**Records excerpted from a collection:**
==========
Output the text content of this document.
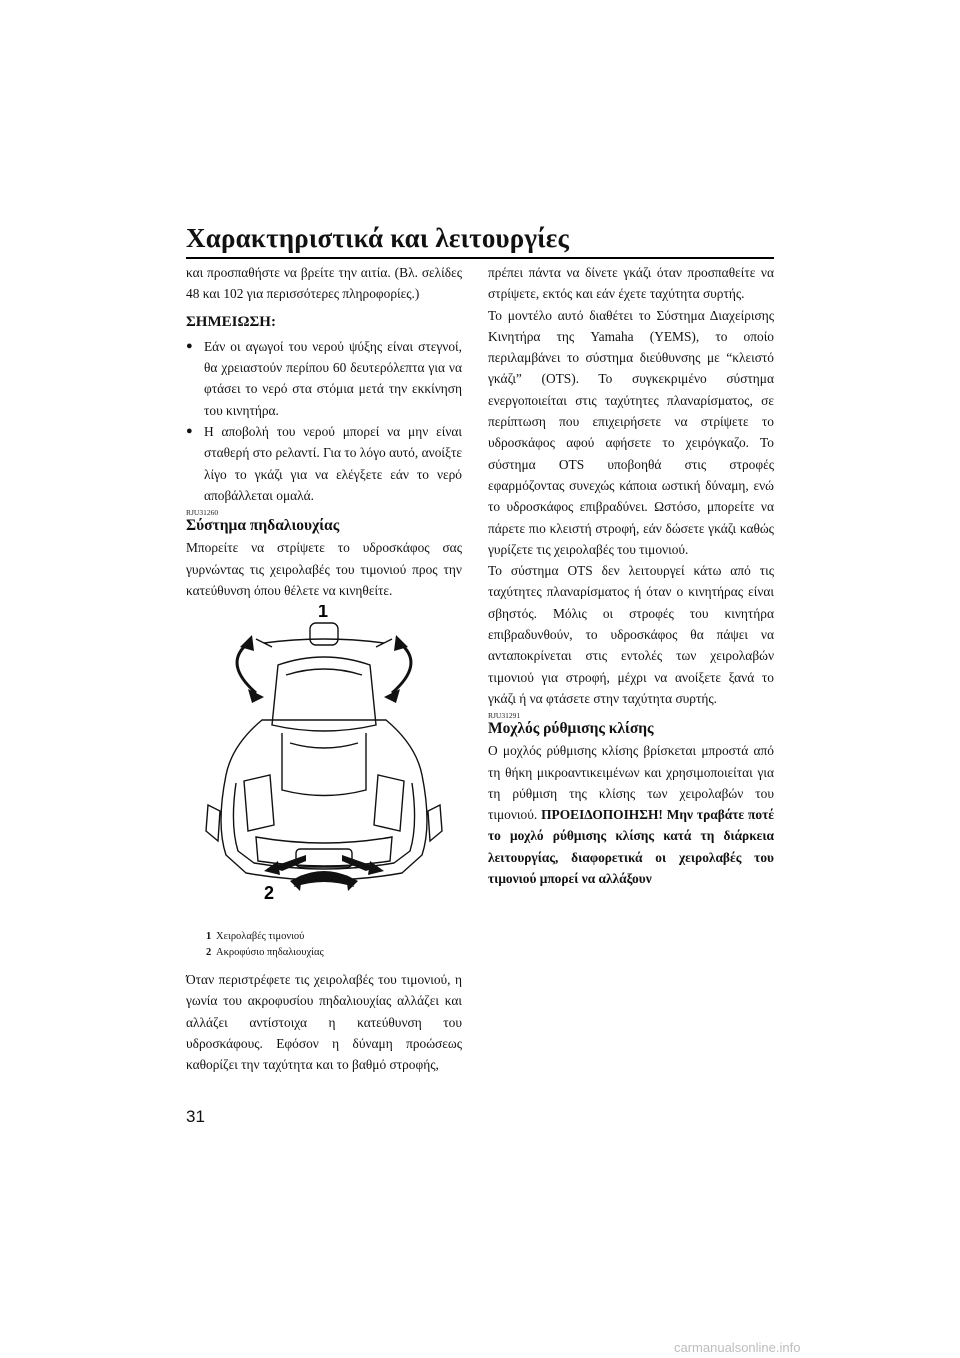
Χαρακτηριστικά και λειτουργίες

και προσπαθήστε να βρείτε την αιτία. (Βλ. σελίδες 48 και 102 για περισσότερες πληροφορίες.)

ΣΗΜΕΙΩΣΗ:

● Εάν οι αγωγοί του νερού ψύξης είναι στεγνοί, θα χρειαστούν περίπου 60 δευτερόλεπτα για να φτάσει το νερό στα στόμια μετά την εκκίνηση του κινητήρα.
● Η αποβολή του νερού μπορεί να μην είναι σταθερή στο ρελαντί. Για το λόγο αυτό, ανοίξτε λίγο το γκάζι για να ελέγξετε εάν το νερό αποβάλλεται ομαλά.

RJU31260

Σύστημα πηδαλιουχίας

Μπορείτε να στρίψετε το υδροσκάφος σας γυρνώντας τις χειρολαβές του τιμονιού προς την κατεύθυνση όπου θέλετε να κινηθείτε.

1
2

1 Χειρολαβές τιμονιού
2 Ακροφύσιο πηδαλιουχίας

Όταν περιστρέφετε τις χειρολαβές του τιμονιού, η γωνία του ακροφυσίου πηδαλιουχίας αλλάζει και αλλάζει αντίστοιχα η κατεύθυνση του υδροσκάφους. Εφόσον η δύναμη προώσεως καθορίζει την ταχύτητα και το βαθμό στροφής,

πρέπει πάντα να δίνετε γκάζι όταν προσπαθείτε να στρίψετε, εκτός και εάν έχετε ταχύτητα συρτής.

Το μοντέλο αυτό διαθέτει το Σύστημα Διαχείρισης Κινητήρα της Yamaha (YEMS), το οποίο περιλαμβάνει το σύστημα διεύθυνσης με “κλειστό γκάζι” (OTS). Το συγκεκριμένο σύστημα ενεργοποιείται στις ταχύτητες πλαναρίσματος, σε περίπτωση που επιχειρήσετε να στρίψετε το υδροσκάφος αφού αφήσετε το χειρόγκαζο. Το σύστημα OTS υποβοηθά στις στροφές εφαρμόζοντας συνεχώς κάποια ωστική δύναμη, ενώ το υδροσκάφος επιβραδύνει. Ωστόσο, μπορείτε να πάρετε πιο κλειστή στροφή, εάν δώσετε γκάζι καθώς γυρίζετε τις χειρολαβές του τιμονιού.

Το σύστημα OTS δεν λειτουργεί κάτω από τις ταχύτητες πλαναρίσματος ή όταν ο κινητήρας είναι σβηστός. Μόλις οι στροφές του κινητήρα επιβραδυνθούν, το υδροσκάφος θα πάψει να ανταποκρίνεται στις εντολές των χειρολαβών τιμονιού για στροφή, μέχρι να ανοίξετε ξανά το γκάζι ή να φτάσετε στην ταχύτητα συρτής.

RJU31291

Μοχλός ρύθμισης κλίσης

Ο μοχλός ρύθμισης κλίσης βρίσκεται μπροστά από τη θήκη μικροαντικειμένων και χρησιμοποιείται για τη ρύθμιση της κλίσης των χειρολαβών του τιμονιού. ΠΡΟΕΙΔΟΠΟΙΗΣΗ! Μην τραβάτε ποτέ το μοχλό ρύθμισης κλίσης κατά τη διάρκεια λειτουργίας, διαφορετικά οι χειρολαβές του τιμονιού μπορεί να αλλάξουν

31
carmanualsonline.info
==========
**TASK DESCRIPTION:** Identify and copy lines that hold the string "είναι".

**ANSWER FOR THE TASK:**
● Εάν οι αγωγοί του νερού ψύξης είναι στεγνοί, θα χρειαστούν περίπου 60 δευτερόλεπτα για να φτάσει το νερό στα στόμια μετά την εκκίνηση του κινητήρα.
● Η αποβολή του νερού μπορεί να μην είναι σταθερή στο ρελαντί. Για το λόγο αυτό, ανοίξτε λίγο το γκάζι για να ελέγξετε εάν το νερό αποβάλλεται ομαλά.
Το σύστημα OTS δεν λειτουργεί κάτω από τις ταχύτητες πλαναρίσματος ή όταν ο κινητήρας είναι σβηστός. Μόλις οι στροφές του κινητήρα επιβραδυνθούν, το υδροσκάφος θα πάψει να ανταποκρίνεται στις εντολές των χειρολαβών τιμονιού για στροφή, μέχρι να ανοίξετε ξανά το γκάζι ή να φτάσετε στην ταχύτητα συρτής.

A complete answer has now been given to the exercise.